→ WHAT YOU SHOULD DO:
Will you write out all the entries below exactly?
※ ※ ※
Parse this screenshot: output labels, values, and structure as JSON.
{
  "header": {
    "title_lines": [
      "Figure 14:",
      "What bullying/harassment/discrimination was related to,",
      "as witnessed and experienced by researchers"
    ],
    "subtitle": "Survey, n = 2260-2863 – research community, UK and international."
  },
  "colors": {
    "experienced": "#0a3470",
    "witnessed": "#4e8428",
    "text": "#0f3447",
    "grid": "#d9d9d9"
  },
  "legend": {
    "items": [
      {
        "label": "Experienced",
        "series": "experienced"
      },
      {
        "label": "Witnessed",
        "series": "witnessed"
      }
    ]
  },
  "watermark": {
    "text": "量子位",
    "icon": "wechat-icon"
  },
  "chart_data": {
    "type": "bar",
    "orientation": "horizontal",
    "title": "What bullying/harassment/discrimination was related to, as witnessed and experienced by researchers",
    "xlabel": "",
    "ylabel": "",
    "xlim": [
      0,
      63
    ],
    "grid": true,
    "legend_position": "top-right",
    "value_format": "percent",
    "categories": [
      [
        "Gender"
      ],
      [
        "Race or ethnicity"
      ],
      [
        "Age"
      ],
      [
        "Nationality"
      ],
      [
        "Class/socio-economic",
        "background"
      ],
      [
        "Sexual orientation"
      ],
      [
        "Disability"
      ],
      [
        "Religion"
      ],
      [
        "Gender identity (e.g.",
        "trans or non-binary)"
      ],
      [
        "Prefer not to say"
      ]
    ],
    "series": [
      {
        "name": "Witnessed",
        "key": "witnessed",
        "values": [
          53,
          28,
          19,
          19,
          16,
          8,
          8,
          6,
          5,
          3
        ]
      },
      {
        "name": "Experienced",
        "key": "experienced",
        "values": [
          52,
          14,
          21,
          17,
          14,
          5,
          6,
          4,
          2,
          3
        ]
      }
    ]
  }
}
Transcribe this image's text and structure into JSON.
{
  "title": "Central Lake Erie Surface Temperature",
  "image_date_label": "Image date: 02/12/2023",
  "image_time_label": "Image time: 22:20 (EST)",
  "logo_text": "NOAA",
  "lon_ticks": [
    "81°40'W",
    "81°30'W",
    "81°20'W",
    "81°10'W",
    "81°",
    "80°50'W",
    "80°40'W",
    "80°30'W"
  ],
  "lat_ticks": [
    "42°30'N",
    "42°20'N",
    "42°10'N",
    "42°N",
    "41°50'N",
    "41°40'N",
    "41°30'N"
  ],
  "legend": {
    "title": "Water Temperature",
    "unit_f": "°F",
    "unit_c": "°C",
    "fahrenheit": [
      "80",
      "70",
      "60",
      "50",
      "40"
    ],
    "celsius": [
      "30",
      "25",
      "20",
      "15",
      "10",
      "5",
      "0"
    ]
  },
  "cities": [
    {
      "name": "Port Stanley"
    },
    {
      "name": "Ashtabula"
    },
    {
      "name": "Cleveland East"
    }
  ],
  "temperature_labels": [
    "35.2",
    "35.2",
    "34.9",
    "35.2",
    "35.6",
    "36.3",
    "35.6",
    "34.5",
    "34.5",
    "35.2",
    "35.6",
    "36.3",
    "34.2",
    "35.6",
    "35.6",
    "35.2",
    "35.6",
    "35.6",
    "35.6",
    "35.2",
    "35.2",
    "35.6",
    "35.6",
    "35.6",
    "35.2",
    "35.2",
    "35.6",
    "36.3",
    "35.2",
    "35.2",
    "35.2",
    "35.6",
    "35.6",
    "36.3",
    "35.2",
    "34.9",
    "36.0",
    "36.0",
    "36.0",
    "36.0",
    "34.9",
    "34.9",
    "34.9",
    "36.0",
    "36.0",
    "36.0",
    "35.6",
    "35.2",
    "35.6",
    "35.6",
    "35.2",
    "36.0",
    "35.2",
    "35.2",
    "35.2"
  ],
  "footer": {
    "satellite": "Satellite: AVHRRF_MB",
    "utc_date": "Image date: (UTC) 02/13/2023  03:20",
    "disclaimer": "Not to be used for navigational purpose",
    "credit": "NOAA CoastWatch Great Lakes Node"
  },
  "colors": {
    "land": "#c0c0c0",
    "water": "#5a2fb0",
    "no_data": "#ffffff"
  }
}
※ ※ ※
→ RESPONSE FOR THIS EXERCISE:
Parse this screenshot: output labels, values, and structure as JSON.
{
  "header": {
    "title_lines": [
      "Figure 14:",
      "What bullying/harassment/discrimination was related to,",
      "as witnessed and experienced by researchers"
    ],
    "subtitle": "Survey, n = 2260-2863 – research community, UK and international."
  },
  "colors": {
    "experienced": "#0a3470",
    "witnessed": "#4e8428",
    "text": "#0f3447",
    "grid": "#d9d9d9"
  },
  "legend": {
    "items": [
      {
        "label": "Experienced",
        "series": "experienced"
      },
      {
        "label": "Witnessed",
        "series": "witnessed"
      }
    ]
  },
  "watermark": {
    "text": "量子位",
    "icon": "wechat-icon"
  },
  "chart_data": {
    "type": "bar",
    "orientation": "horizontal",
    "title": "What bullying/harassment/discrimination was related to, as witnessed and experienced by researchers",
    "xlabel": "",
    "ylabel": "",
    "xlim": [
      0,
      63
    ],
    "grid": true,
    "legend_position": "top-right",
    "value_format": "percent",
    "categories": [
      [
        "Gender"
      ],
      [
        "Race or ethnicity"
      ],
      [
        "Age"
      ],
      [
        "Nationality"
      ],
      [
        "Class/socio-economic",
        "background"
      ],
      [
        "Sexual orientation"
      ],
      [
        "Disability"
      ],
      [
        "Religion"
      ],
      [
        "Gender identity (e.g.",
        "trans or non-binary)"
      ],
      [
        "Prefer not to say"
      ]
    ],
    "series": [
      {
        "name": "Witnessed",
        "key": "witnessed",
        "values": [
          53,
          28,
          19,
          19,
          16,
          8,
          8,
          6,
          5,
          3
        ]
      },
      {
        "name": "Experienced",
        "key": "experienced",
        "values": [
          52,
          14,
          21,
          17,
          14,
          5,
          6,
          4,
          2,
          3
        ]
      }
    ]
  }
}
Transcribe this image's text and structure into JSON.
{
  "title": "Central Lake Erie Surface Temperature",
  "image_date_label": "Image date: 02/12/2023",
  "image_time_label": "Image time: 22:20 (EST)",
  "logo_text": "NOAA",
  "lon_ticks": [
    "81°40'W",
    "81°30'W",
    "81°20'W",
    "81°10'W",
    "81°",
    "80°50'W",
    "80°40'W",
    "80°30'W"
  ],
  "lat_ticks": [
    "42°30'N",
    "42°20'N",
    "42°10'N",
    "42°N",
    "41°50'N",
    "41°40'N",
    "41°30'N"
  ],
  "legend": {
    "title": "Water Temperature",
    "unit_f": "°F",
    "unit_c": "°C",
    "fahrenheit": [
      "80",
      "70",
      "60",
      "50",
      "40"
    ],
    "celsius": [
      "30",
      "25",
      "20",
      "15",
      "10",
      "5",
      "0"
    ]
  },
  "cities": [
    {
      "name": "Port Stanley"
    },
    {
      "name": "Ashtabula"
    },
    {
      "name": "Cleveland East"
    }
  ],
  "temperature_labels": [
    "35.2",
    "35.2",
    "34.9",
    "35.2",
    "35.6",
    "36.3",
    "35.6",
    "34.5",
    "34.5",
    "35.2",
    "35.6",
    "36.3",
    "34.2",
    "35.6",
    "35.6",
    "35.2",
    "35.6",
    "35.6",
    "35.6",
    "35.2",
    "35.2",
    "35.6",
    "35.6",
    "35.6",
    "35.2",
    "35.2",
    "35.6",
    "36.3",
    "35.2",
    "35.2",
    "35.2",
    "35.6",
    "35.6",
    "36.3",
    "35.2",
    "34.9",
    "36.0",
    "36.0",
    "36.0",
    "36.0",
    "34.9",
    "34.9",
    "34.9",
    "36.0",
    "36.0",
    "36.0",
    "35.6",
    "35.2",
    "35.6",
    "35.6",
    "35.2",
    "36.0",
    "35.2",
    "35.2",
    "35.2"
  ],
  "footer": {
    "satellite": "Satellite: AVHRRF_MB",
    "utc_date": "Image date: (UTC) 02/13/2023  03:20",
    "disclaimer": "Not to be used for navigational purpose",
    "credit": "NOAA CoastWatch Great Lakes Node"
  },
  "colors": {
    "land": "#c0c0c0",
    "water": "#5a2fb0",
    "no_data": "#ffffff"
  }
}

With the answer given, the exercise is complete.